* _Exercise description_: Copy whichever lines contain the string "That".

┏━━

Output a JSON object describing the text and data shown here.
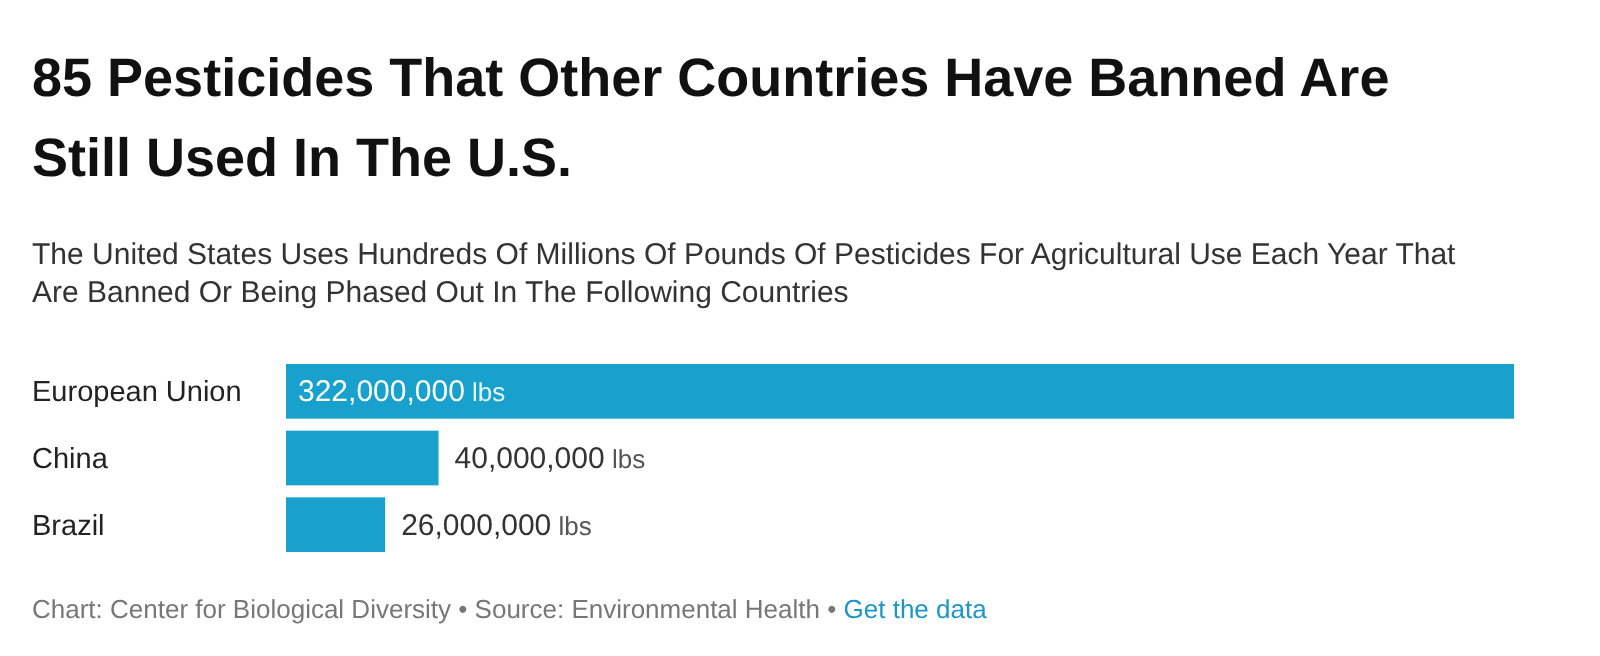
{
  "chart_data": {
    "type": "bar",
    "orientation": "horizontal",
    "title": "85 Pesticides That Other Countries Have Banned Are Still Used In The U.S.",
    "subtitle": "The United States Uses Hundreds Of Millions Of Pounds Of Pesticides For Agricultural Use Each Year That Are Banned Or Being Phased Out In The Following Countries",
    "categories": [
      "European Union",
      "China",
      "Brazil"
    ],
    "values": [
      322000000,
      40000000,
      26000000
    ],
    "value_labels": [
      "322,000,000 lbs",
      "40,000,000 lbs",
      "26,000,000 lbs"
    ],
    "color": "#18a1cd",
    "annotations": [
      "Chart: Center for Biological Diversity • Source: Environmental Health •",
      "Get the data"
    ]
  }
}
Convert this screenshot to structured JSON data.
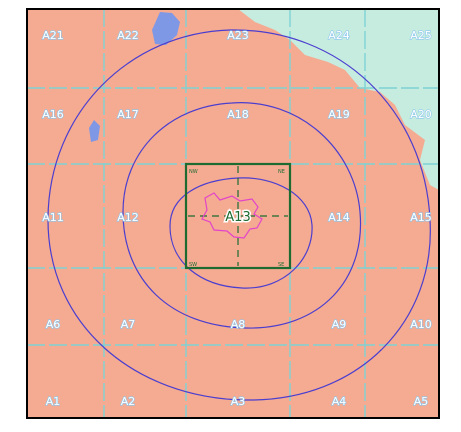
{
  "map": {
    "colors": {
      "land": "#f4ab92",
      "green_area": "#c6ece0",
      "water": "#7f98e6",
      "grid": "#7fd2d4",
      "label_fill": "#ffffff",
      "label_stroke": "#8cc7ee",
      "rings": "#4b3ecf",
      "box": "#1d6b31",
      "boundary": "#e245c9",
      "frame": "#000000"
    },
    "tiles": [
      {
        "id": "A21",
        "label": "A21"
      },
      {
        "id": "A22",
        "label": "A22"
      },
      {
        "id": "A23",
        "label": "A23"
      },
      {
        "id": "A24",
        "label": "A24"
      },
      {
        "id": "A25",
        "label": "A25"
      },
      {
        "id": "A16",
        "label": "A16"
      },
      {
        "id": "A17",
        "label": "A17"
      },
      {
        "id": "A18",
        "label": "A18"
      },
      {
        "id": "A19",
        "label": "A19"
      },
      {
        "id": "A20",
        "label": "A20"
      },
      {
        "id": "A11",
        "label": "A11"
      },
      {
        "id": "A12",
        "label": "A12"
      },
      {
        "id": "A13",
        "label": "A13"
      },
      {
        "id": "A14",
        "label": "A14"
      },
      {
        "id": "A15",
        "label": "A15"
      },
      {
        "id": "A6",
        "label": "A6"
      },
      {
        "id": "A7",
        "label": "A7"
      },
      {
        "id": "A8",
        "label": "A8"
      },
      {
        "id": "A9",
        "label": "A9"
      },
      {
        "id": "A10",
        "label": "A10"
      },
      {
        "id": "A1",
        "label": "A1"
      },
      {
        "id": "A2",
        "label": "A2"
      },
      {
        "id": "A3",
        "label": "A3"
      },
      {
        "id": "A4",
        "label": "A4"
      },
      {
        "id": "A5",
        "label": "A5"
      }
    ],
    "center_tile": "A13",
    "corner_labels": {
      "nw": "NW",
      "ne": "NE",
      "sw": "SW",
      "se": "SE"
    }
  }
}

┗━━
┏━━

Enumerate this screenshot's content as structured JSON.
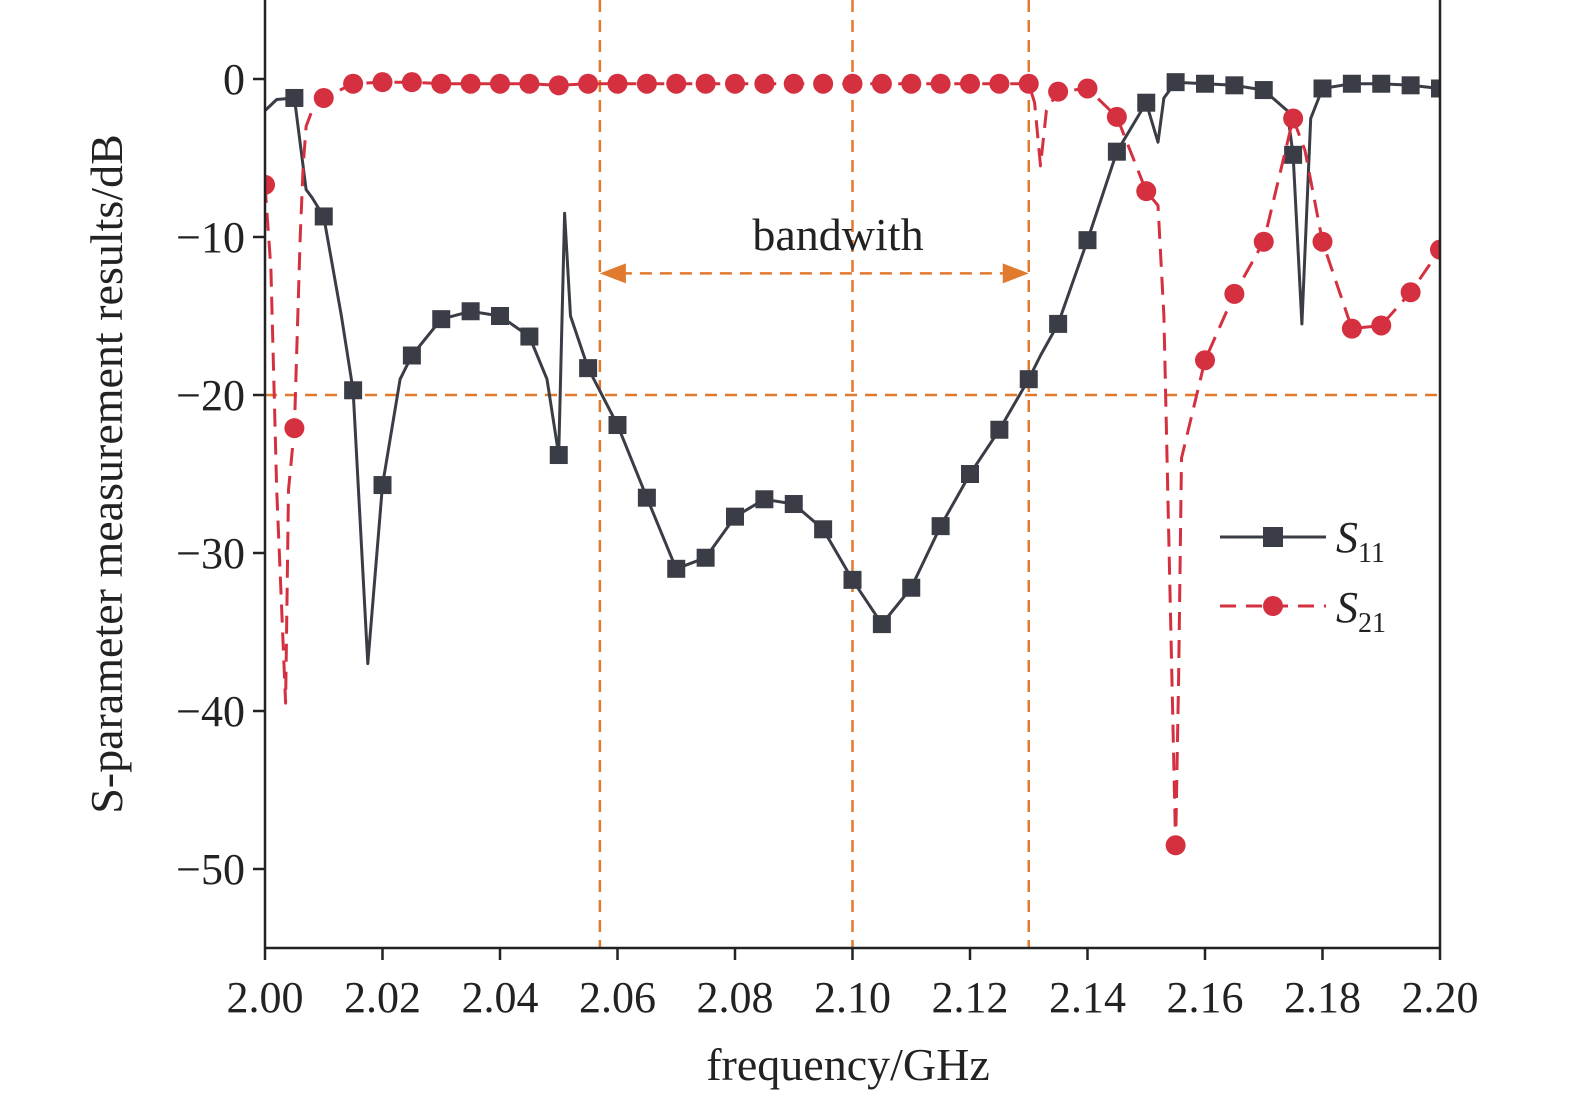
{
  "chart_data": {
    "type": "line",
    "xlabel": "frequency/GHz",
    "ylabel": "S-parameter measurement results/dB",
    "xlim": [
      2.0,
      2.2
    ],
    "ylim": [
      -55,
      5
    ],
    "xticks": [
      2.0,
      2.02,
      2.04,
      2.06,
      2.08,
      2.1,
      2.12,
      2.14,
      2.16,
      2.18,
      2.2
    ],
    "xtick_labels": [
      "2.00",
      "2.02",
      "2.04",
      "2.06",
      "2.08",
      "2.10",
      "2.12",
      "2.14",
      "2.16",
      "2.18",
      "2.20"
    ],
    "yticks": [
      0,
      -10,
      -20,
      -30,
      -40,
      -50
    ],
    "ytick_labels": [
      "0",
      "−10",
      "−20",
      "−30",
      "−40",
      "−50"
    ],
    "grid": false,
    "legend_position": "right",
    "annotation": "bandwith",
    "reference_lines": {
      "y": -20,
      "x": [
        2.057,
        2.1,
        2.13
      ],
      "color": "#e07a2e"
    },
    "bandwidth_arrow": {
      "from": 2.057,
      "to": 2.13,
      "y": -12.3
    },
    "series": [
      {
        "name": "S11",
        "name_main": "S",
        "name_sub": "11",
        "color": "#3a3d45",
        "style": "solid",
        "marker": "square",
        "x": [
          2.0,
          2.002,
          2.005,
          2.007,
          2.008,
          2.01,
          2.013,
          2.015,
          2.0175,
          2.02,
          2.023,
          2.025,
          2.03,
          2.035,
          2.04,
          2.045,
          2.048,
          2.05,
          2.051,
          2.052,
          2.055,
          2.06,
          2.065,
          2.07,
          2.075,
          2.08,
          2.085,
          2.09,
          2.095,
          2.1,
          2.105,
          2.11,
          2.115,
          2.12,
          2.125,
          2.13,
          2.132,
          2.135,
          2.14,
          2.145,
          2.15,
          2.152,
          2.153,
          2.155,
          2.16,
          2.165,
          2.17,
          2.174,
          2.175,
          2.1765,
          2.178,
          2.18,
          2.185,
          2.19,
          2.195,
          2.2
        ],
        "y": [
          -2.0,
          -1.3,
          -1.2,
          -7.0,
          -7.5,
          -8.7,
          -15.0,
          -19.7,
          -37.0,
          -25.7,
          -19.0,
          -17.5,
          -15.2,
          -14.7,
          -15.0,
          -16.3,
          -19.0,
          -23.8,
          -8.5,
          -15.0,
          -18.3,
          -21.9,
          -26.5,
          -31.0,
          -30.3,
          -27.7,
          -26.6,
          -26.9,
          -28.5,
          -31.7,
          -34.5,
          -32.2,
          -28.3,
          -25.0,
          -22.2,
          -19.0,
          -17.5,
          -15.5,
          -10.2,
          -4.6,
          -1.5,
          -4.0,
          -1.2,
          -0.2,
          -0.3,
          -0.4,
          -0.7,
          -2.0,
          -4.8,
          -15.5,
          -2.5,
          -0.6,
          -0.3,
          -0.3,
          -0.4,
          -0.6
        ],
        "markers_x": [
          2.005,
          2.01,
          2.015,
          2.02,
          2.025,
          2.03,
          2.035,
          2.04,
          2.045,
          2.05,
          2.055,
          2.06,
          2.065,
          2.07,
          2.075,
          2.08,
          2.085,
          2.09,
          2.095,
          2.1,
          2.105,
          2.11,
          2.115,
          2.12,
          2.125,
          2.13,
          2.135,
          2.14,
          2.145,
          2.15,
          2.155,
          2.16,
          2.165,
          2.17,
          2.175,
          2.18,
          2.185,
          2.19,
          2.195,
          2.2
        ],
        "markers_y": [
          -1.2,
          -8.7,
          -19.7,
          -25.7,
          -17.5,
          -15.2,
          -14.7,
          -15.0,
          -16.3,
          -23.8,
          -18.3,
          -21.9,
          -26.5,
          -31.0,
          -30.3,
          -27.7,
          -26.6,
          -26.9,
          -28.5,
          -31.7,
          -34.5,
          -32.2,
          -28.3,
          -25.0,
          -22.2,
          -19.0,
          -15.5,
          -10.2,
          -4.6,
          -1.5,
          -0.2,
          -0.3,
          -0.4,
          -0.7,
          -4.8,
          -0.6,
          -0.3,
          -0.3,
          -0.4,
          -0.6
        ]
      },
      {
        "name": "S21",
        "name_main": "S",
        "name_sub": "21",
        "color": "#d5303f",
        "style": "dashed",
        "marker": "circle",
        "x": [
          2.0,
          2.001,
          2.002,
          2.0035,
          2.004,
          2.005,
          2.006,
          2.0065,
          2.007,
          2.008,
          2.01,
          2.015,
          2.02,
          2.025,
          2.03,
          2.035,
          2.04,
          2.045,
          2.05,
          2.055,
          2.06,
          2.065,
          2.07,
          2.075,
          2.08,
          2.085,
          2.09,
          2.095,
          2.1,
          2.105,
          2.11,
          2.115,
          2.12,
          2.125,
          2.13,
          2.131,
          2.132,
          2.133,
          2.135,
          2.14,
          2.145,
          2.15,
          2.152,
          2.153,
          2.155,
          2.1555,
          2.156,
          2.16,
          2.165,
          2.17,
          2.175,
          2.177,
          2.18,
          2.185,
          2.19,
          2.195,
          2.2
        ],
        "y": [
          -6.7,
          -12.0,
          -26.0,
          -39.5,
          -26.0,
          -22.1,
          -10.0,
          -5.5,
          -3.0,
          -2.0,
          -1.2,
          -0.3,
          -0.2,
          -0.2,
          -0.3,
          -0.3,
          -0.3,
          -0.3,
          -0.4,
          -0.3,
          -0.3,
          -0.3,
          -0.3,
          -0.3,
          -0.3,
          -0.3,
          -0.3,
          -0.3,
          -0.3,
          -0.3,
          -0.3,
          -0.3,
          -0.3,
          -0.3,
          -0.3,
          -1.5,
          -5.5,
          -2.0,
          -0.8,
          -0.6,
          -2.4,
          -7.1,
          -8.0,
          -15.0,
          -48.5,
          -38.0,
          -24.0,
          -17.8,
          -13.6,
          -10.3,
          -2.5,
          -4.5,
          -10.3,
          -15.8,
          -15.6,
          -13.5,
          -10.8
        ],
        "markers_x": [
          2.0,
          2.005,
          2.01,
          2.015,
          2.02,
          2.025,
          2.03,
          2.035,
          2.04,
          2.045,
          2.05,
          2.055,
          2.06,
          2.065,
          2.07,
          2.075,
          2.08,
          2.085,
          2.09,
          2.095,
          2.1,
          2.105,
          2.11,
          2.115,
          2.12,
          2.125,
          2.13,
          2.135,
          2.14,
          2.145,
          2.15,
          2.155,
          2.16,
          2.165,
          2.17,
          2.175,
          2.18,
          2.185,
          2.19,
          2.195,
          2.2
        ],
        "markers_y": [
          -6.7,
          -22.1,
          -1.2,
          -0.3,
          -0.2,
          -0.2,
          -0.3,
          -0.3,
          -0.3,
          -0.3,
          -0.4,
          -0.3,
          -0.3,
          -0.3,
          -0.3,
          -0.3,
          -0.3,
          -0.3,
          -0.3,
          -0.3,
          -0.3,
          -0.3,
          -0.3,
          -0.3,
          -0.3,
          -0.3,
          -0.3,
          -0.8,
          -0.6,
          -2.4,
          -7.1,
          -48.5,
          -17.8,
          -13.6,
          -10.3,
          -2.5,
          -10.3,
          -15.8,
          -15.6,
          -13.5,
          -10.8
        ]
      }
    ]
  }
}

┗━━

* _Worked answer_:
    "title": "85 Pesticides That Other Countries Have Banned Are Still Used In The U.S.",
    "subtitle": "The United States Uses Hundreds Of Millions Of Pounds Of Pesticides For Agricultural Use Each Year That Are Banned Or Being Phased Out In The Following Countries",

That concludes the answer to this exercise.